● **Recorded data**:
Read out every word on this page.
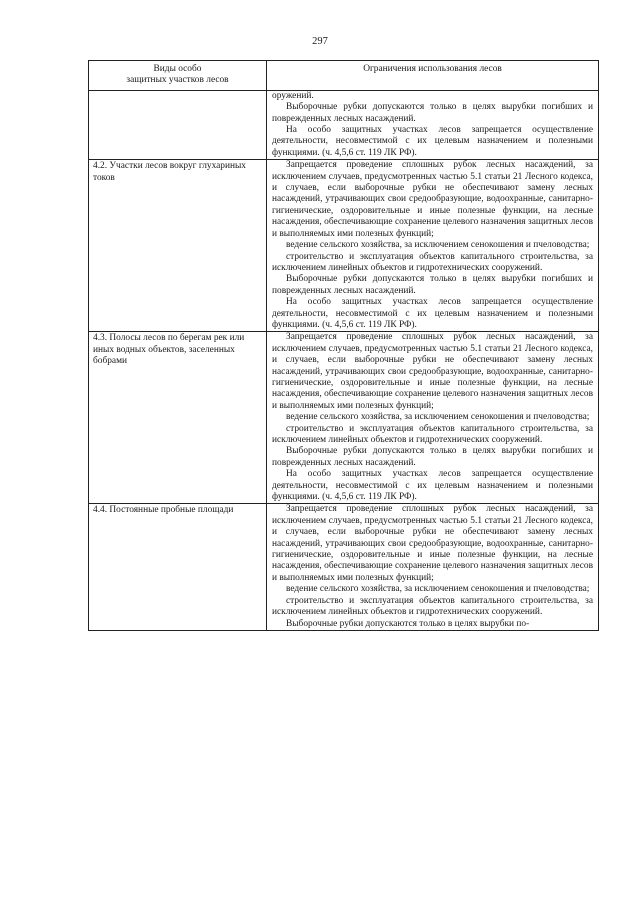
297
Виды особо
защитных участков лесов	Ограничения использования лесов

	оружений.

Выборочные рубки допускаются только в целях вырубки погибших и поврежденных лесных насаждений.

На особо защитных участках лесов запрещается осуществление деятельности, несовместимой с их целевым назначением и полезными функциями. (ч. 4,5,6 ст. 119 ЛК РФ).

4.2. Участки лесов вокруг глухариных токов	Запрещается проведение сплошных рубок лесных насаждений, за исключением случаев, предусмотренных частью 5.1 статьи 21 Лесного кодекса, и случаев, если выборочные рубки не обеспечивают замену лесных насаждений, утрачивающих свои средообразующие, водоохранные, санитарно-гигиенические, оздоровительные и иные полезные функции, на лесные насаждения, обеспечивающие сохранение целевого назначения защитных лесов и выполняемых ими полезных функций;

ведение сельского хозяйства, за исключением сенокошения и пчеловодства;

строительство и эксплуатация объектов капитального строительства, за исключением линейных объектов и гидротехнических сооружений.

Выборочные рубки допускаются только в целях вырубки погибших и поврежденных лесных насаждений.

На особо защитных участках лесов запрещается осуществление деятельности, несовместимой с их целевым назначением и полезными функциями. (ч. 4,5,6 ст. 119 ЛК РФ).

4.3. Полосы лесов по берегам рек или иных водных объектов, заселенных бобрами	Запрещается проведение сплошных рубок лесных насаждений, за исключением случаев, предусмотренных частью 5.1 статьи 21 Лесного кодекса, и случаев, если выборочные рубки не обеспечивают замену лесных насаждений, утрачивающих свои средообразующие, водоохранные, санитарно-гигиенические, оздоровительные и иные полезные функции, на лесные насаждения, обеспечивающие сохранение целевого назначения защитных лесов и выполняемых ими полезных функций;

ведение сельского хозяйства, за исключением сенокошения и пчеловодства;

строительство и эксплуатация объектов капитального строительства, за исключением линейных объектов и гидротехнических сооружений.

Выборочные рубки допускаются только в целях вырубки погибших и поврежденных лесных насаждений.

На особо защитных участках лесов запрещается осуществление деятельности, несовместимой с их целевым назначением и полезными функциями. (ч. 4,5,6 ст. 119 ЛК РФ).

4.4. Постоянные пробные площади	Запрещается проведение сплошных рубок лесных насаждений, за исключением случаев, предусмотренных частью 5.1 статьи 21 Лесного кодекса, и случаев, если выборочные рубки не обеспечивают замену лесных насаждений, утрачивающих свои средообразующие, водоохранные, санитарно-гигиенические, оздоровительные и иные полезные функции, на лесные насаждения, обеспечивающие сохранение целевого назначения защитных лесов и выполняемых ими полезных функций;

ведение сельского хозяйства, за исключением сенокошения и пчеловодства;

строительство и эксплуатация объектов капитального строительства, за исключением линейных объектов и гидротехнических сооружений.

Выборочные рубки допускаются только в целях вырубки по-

● **The exercise**: All of the data needs repeating exactly, but the pictures do not.

● **Solution to this exercise**:
Read out every word on this page.
297
Виды особо
защитных участков лесов	Ограничения использования лесов

	оружений.

Выборочные рубки допускаются только в целях вырубки погибших и поврежденных лесных насаждений.

На особо защитных участках лесов запрещается осуществление деятельности, несовместимой с их целевым назначением и полезными функциями. (ч. 4,5,6 ст. 119 ЛК РФ).

4.2. Участки лесов вокруг глухариных токов	Запрещается проведение сплошных рубок лесных насаждений, за исключением случаев, предусмотренных частью 5.1 статьи 21 Лесного кодекса, и случаев, если выборочные рубки не обеспечивают замену лесных насаждений, утрачивающих свои средообразующие, водоохранные, санитарно-гигиенические, оздоровительные и иные полезные функции, на лесные насаждения, обеспечивающие сохранение целевого назначения защитных лесов и выполняемых ими полезных функций;

ведение сельского хозяйства, за исключением сенокошения и пчеловодства;

строительство и эксплуатация объектов капитального строительства, за исключением линейных объектов и гидротехнических сооружений.

Выборочные рубки допускаются только в целях вырубки погибших и поврежденных лесных насаждений.

На особо защитных участках лесов запрещается осуществление деятельности, несовместимой с их целевым назначением и полезными функциями. (ч. 4,5,6 ст. 119 ЛК РФ).

4.3. Полосы лесов по берегам рек или иных водных объектов, заселенных бобрами	Запрещается проведение сплошных рубок лесных насаждений, за исключением случаев, предусмотренных частью 5.1 статьи 21 Лесного кодекса, и случаев, если выборочные рубки не обеспечивают замену лесных насаждений, утрачивающих свои средообразующие, водоохранные, санитарно-гигиенические, оздоровительные и иные полезные функции, на лесные насаждения, обеспечивающие сохранение целевого назначения защитных лесов и выполняемых ими полезных функций;

ведение сельского хозяйства, за исключением сенокошения и пчеловодства;

строительство и эксплуатация объектов капитального строительства, за исключением линейных объектов и гидротехнических сооружений.

Выборочные рубки допускаются только в целях вырубки погибших и поврежденных лесных насаждений.

На особо защитных участках лесов запрещается осуществление деятельности, несовместимой с их целевым назначением и полезными функциями. (ч. 4,5,6 ст. 119 ЛК РФ).

4.4. Постоянные пробные площади	Запрещается проведение сплошных рубок лесных насаждений, за исключением случаев, предусмотренных частью 5.1 статьи 21 Лесного кодекса, и случаев, если выборочные рубки не обеспечивают замену лесных насаждений, утрачивающих свои средообразующие, водоохранные, санитарно-гигиенические, оздоровительные и иные полезные функции, на лесные насаждения, обеспечивающие сохранение целевого назначения защитных лесов и выполняемых ими полезных функций;

ведение сельского хозяйства, за исключением сенокошения и пчеловодства;

строительство и эксплуатация объектов капитального строительства, за исключением линейных объектов и гидротехнических сооружений.

Выборочные рубки допускаются только в целях вырубки по-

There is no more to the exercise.